§ Task directions
Go through the listing below and list every line with "ἐντάσεως".

§ Supplied data
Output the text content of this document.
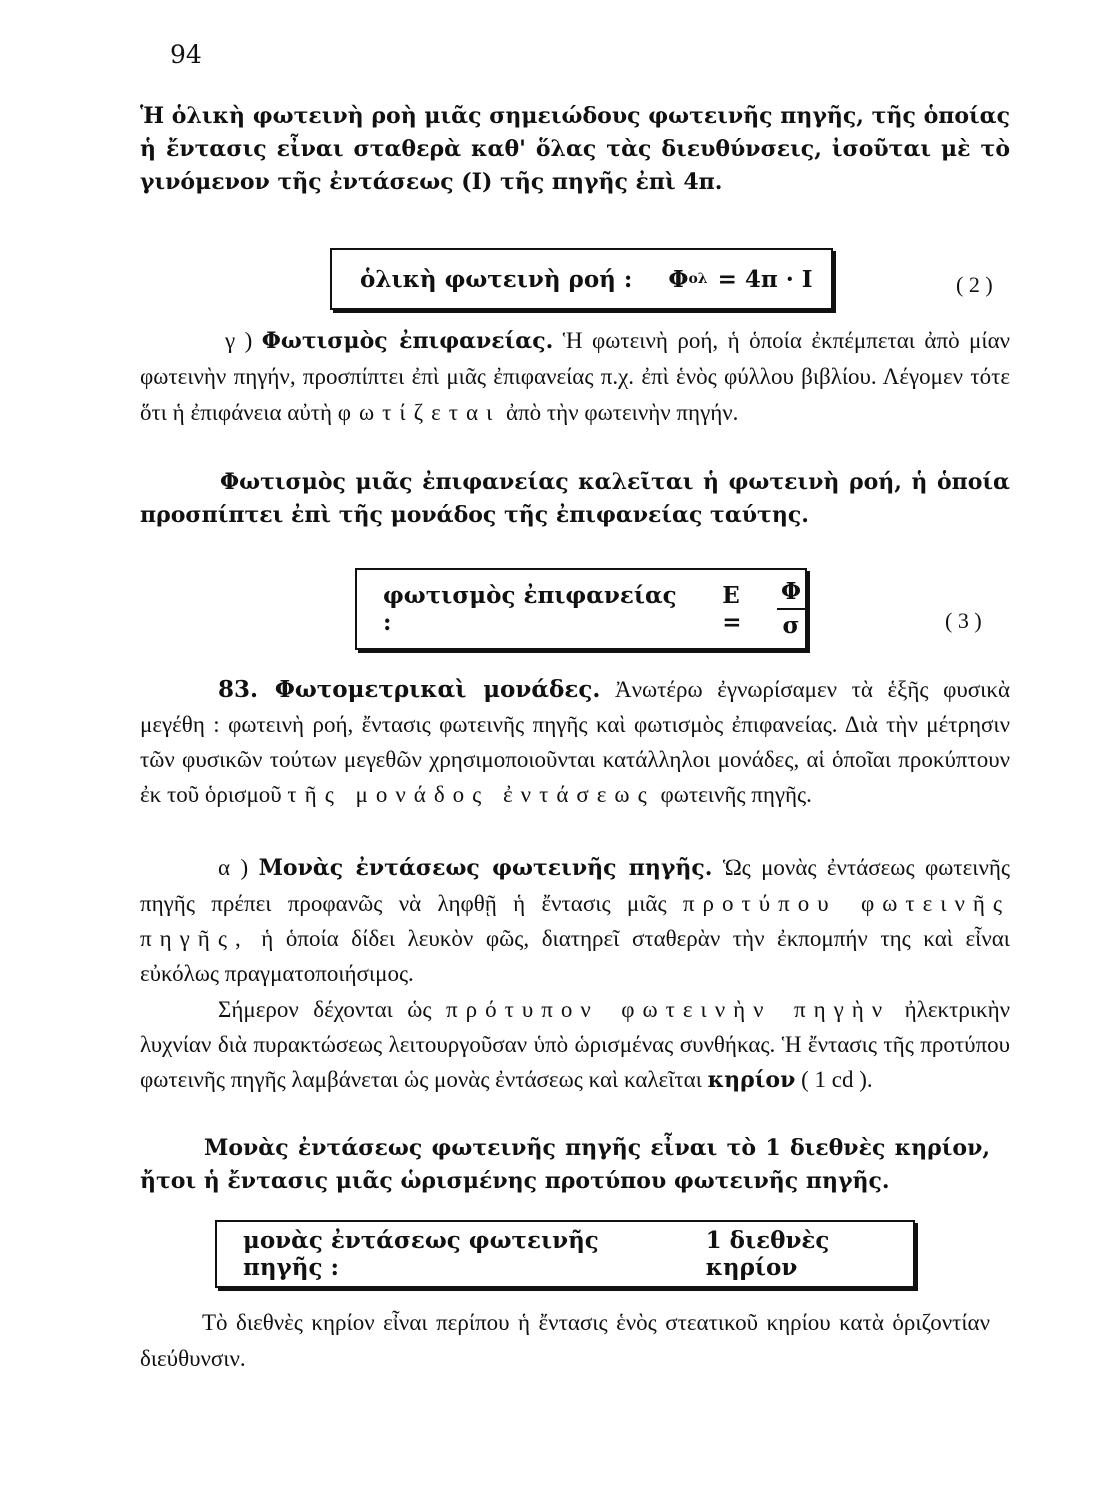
94

Ἡ ὁλικὴ φωτεινὴ ροὴ μιᾶς σημειώδους φωτεινῆς πηγῆς, τῆς ὁποίας ἡ ἔντασις εἶναι σταθερὰ καθ' ὅλας τὰς διευθύνσεις, ἰσοῦται μὲ τὸ γινόμενον τῆς ἐντάσεως (I) τῆς πηγῆς ἐπὶ 4π.

ὁλικὴ φωτεινὴ ροή : Φ ολ = 4π · I	( 2 )

γ ) Φωτισμὸς ἐπιφανείας. Ἡ φωτεινὴ ροή, ἡ ὁποία ἐκπέμπεται ἀπὸ μίαν φωτεινὴν πηγήν, προσπίπτει ἐπὶ μιᾶς ἐπιφανείας π.χ. ἐπὶ ἑνὸς φύλλου βιβλίου. Λέγομεν τότε ὅτι ἡ ἐπιφάνεια αὐτὴ φωτίζεται ἀπὸ τὴν φωτεινὴν πηγήν.

Φωτισμὸς μιᾶς ἐπιφανείας καλεῖται ἡ φωτεινὴ ροή, ἡ ὁποία προσπίπτει ἐπὶ τῆς μονάδος τῆς ἐπιφανείας ταύτης.

φωτισμὸς ἐπιφανείας :
E =	$\frac{\Phi}{\sigma}$	( 3 )

83. Φωτομετρικαὶ μονάδες. Ἀνωτέρω ἐγνωρίσαμεν τὰ ἑξῆς φυσικὰ μεγέθη : φωτεινὴ ροή, ἔντασις φωτεινῆς πηγῆς καὶ φωτισμὸς ἐπιφανείας. Διὰ τὴν μέτρησιν τῶν φυσικῶν τούτων μεγεθῶν χρησιμοποιοῦνται κατάλληλοι μονάδες, αἱ ὁποῖαι προκύπτουν ἐκ τοῦ ὁρισμοῦ τῆς μονάδος ἐντάσεως φωτεινῆς πηγῆς.

α ) Μονὰς ἐντάσεως φωτεινῆς πηγῆς. Ὡς μονὰς ἐντάσεως φωτεινῆς πηγῆς πρέπει προφανῶς νὰ ληφθῇ ἡ ἔντασις μιᾶς προτύπου φωτεινῆς πηγῆς, ἡ ὁποία δίδει λευκὸν φῶς, διατηρεῖ σταθερὰν τὴν ἐκπομπήν της καὶ εἶναι εὐκόλως πραγματοποιήσιμος.

Σήμερον δέχονται ὡς πρότυπον φωτεινὴν πηγὴν ἠλεκτρικὴν λυχνίαν διὰ πυρακτώσεως λειτουργοῦσαν ὑπὸ ὡρισμένας συνθήκας. Ἡ ἔντασις τῆς προτύπου φωτεινῆς πηγῆς λαμβάνεται ὡς μονὰς ἐντάσεως καὶ καλεῖται κηρίον ( 1 cd ).

Μονὰς ἐντάσεως φωτεινῆς πηγῆς εἶναι τὸ 1 διεθνὲς κηρίον, ἤτοι ἡ ἔντασις μιᾶς ὡρισμένης προτύπου φωτεινῆς πηγῆς.

μονὰς ἐντάσεως φωτεινῆς πηγῆς :
1 διεθνὲς κηρίον

Τὸ διεθνὲς κηρίον εἶναι περίπου ἡ ἔντασις ἑνὸς στεατικοῦ κηρίου κατὰ ὁριζοντίαν διεύθυνσιν.
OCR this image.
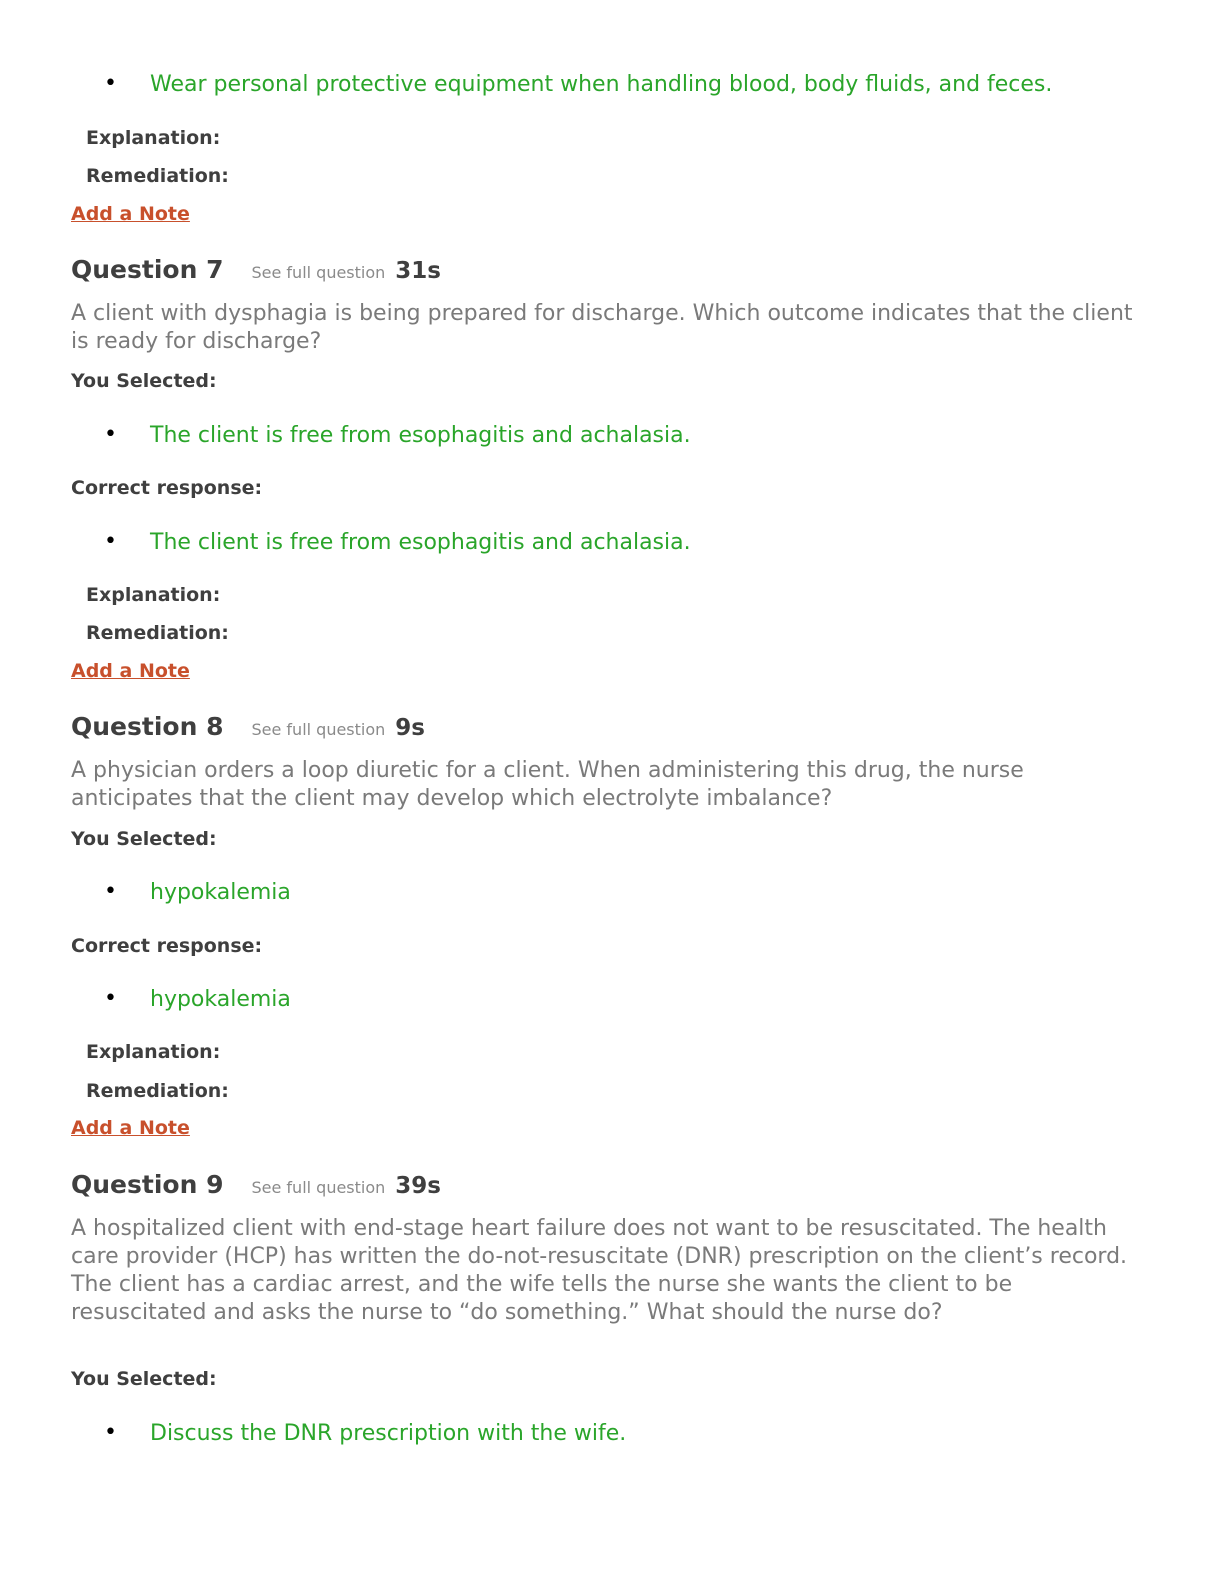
• Wear personal protective equipment when handling blood, body fluids, and feces.
Explanation:
Remediation:
Add a Note
Question 7 See full question 31s
A client with dysphagia is being prepared for discharge. Which outcome indicates that the client is ready for discharge?
You Selected:
• The client is free from esophagitis and achalasia.
Correct response:
• The client is free from esophagitis and achalasia.
Explanation:
Remediation:
Add a Note
Question 8 See full question 9s
A physician orders a loop diuretic for a client. When administering this drug, the nurse anticipates that the client may develop which electrolyte imbalance?
You Selected:
• hypokalemia
Correct response:
• hypokalemia
Explanation:
Remediation:
Add a Note
Question 9 See full question 39s
A hospitalized client with end-stage heart failure does not want to be resuscitated. The health care provider (HCP) has written the do-not-resuscitate (DNR) prescription on the client’s record. The client has a cardiac arrest, and the wife tells the nurse she wants the client to be resuscitated and asks the nurse to “do something.” What should the nurse do?
You Selected:
• Discuss the DNR prescription with the wife.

§ Result of this exercise
Ἡ ὁλικὴ φωτεινὴ ροὴ μιᾶς σημειώδους φωτεινῆς πηγῆς, τῆς ὁποίας ἡ ἔντασις εἶναι σταθερὰ καθ' ὅλας τὰς διευθύνσεις, ἰσοῦται μὲ τὸ γινόμενον τῆς ἐντάσεως (I) τῆς πηγῆς ἐπὶ 4π.
83. Φωτομετρικαὶ μονάδες. Ἀνωτέρω ἐγνωρίσαμεν τὰ ἑξῆς φυσικὰ μεγέθη : φωτεινὴ ροή, ἔντασις φωτεινῆς πηγῆς καὶ φωτισμὸς ἐπιφανείας. Διὰ τὴν μέτρησιν τῶν φυσικῶν τούτων μεγεθῶν χρησιμοποιοῦνται κατάλληλοι μονάδες, αἱ ὁποῖαι προκύπτουν ἐκ τοῦ ὁρισμοῦ τῆς μονάδος ἐντάσεως φωτεινῆς πηγῆς.
α ) Μονὰς ἐντάσεως φωτεινῆς πηγῆς. Ὡς μονὰς ἐντάσεως φωτεινῆς πηγῆς πρέπει προφανῶς νὰ ληφθῇ ἡ ἔντασις μιᾶς προτύπου φωτεινῆς πηγῆς, ἡ ὁποία δίδει λευκὸν φῶς, διατηρεῖ σταθερὰν τὴν ἐκπομπήν της καὶ εἶναι εὐκόλως πραγματοποιήσιμος.
Σήμερον δέχονται ὡς πρότυπον φωτεινὴν πηγὴν ἠλεκτρικὴν λυχνίαν διὰ πυρακτώσεως λειτουργοῦσαν ὑπὸ ὡρισμένας συνθήκας. Ἡ ἔντασις τῆς προτύπου φωτεινῆς πηγῆς λαμβάνεται ὡς μονὰς ἐντάσεως καὶ καλεῖται κηρίον ( 1 cd ).
Μονὰς ἐντάσεως φωτεινῆς πηγῆς εἶναι τὸ 1 διεθνὲς κηρίον, ἤτοι ἡ ἔντασις μιᾶς ὡρισμένης προτύπου φωτεινῆς πηγῆς.
μονὰς ἐντάσεως φωτεινῆς πηγῆς :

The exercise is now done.